**The problem**
Search the data for the word "Programming". Reproduce every line where it is found.

**Data supplied**
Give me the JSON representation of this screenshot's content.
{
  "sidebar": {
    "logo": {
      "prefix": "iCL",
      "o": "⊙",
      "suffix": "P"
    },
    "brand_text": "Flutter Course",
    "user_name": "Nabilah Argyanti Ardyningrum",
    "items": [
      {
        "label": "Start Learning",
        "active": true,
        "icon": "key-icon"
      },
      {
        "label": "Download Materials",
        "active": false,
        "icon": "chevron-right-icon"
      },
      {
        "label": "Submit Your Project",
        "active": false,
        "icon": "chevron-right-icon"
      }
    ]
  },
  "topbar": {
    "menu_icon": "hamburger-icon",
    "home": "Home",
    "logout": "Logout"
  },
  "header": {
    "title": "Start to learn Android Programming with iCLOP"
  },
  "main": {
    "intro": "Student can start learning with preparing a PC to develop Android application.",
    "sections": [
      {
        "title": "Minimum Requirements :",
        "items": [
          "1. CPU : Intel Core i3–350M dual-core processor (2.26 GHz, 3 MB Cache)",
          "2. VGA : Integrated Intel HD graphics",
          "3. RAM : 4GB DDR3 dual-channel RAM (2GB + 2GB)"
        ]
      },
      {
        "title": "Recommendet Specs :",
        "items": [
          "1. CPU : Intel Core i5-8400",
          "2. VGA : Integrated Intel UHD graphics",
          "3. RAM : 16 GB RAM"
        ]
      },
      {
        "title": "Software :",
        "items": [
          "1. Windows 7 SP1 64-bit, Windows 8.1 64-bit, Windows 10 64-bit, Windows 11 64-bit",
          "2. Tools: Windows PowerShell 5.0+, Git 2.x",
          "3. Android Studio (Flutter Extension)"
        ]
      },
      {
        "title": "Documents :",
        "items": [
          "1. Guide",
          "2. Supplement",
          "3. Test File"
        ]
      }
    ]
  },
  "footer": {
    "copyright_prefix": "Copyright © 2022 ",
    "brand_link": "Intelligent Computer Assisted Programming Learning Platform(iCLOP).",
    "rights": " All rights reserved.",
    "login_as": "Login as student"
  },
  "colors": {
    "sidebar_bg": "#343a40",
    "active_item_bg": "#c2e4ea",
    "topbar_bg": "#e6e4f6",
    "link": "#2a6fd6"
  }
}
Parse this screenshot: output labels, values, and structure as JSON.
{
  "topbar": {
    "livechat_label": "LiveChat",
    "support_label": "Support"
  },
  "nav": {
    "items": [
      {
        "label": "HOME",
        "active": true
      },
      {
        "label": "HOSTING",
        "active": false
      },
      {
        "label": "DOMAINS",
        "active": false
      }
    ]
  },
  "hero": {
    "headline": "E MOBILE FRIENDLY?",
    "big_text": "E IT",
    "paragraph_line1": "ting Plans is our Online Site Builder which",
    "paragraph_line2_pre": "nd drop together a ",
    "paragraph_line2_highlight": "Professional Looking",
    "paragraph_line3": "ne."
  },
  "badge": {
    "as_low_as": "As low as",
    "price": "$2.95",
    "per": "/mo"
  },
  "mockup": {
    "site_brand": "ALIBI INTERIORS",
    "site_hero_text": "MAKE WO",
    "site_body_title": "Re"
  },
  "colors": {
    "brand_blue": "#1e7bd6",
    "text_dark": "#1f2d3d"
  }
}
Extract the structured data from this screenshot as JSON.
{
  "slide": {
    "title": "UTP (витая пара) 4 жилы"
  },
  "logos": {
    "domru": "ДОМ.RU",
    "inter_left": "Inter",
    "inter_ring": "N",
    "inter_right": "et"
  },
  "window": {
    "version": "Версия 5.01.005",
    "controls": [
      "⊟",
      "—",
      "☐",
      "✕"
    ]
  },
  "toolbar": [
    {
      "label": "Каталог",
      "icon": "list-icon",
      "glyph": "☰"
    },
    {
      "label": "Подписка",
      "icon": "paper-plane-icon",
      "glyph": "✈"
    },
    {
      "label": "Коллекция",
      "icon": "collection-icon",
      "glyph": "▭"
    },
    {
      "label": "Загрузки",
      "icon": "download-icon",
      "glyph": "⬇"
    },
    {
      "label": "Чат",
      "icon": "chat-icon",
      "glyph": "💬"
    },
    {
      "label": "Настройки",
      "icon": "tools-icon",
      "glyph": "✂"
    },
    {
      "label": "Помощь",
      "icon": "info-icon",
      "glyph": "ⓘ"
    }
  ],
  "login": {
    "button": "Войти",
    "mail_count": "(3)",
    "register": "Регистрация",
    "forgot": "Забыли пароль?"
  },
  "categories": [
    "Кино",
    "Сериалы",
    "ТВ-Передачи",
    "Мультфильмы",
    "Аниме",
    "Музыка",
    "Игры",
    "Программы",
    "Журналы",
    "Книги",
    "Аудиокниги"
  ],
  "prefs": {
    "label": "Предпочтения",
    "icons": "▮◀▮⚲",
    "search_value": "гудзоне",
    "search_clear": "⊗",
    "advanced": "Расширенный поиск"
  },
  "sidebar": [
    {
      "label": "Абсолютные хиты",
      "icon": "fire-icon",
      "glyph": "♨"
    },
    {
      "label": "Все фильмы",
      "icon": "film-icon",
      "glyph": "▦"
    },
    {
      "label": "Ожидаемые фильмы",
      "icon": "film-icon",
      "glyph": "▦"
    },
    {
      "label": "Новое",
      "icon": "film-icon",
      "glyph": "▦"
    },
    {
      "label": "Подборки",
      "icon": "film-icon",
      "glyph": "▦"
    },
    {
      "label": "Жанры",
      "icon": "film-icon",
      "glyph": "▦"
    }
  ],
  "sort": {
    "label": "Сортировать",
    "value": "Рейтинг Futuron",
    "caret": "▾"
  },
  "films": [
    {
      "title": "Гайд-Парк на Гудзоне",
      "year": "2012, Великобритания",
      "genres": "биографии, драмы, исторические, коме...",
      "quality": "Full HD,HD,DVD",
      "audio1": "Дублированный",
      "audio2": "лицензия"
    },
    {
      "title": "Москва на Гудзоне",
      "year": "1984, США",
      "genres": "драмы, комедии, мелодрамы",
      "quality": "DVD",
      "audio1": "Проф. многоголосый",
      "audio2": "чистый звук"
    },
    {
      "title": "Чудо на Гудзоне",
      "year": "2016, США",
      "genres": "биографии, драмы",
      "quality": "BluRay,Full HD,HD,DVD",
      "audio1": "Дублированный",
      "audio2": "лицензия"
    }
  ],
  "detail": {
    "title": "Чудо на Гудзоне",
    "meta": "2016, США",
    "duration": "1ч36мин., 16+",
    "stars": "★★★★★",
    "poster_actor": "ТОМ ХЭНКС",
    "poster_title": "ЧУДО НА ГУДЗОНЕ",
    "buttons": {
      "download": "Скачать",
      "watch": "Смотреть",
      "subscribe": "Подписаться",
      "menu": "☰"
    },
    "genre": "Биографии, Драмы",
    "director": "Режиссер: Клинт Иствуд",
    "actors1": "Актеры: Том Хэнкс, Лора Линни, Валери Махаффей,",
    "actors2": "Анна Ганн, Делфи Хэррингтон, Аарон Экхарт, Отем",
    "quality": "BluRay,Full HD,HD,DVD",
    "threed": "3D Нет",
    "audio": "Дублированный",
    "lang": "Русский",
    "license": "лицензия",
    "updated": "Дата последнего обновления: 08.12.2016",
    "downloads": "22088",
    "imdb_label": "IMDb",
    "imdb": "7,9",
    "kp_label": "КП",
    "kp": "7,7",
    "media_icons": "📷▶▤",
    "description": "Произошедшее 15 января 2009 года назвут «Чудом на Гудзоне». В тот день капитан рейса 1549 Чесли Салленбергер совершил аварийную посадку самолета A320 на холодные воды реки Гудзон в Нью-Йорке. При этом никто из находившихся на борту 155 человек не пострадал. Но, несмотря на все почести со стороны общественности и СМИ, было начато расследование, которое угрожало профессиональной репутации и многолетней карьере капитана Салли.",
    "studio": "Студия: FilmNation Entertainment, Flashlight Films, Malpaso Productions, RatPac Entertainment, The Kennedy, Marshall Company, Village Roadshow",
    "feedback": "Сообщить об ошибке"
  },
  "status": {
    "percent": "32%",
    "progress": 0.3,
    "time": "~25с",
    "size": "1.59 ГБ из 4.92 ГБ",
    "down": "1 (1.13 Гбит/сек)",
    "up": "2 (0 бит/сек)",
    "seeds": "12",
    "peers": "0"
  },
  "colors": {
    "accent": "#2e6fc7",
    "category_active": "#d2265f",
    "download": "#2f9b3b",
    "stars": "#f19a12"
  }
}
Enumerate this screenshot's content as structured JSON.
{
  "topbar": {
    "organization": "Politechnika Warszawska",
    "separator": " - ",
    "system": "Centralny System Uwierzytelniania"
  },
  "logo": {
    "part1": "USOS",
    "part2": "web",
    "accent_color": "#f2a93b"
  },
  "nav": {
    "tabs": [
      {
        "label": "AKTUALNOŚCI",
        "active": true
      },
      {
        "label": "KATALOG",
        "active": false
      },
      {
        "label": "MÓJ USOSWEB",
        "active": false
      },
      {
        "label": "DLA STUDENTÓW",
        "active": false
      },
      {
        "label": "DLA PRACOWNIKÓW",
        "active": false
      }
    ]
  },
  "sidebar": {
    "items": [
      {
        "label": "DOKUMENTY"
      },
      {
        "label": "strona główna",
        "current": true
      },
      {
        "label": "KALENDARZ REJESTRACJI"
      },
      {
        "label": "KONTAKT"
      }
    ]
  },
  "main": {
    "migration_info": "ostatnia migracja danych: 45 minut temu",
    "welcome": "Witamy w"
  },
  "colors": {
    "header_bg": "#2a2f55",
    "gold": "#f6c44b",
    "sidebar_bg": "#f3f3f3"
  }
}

**Exercise result**
    "title": "Start to learn Android Programming with iCLOP"
    "brand_link": "Intelligent Computer Assisted Programming Learning Platform(iCLOP).",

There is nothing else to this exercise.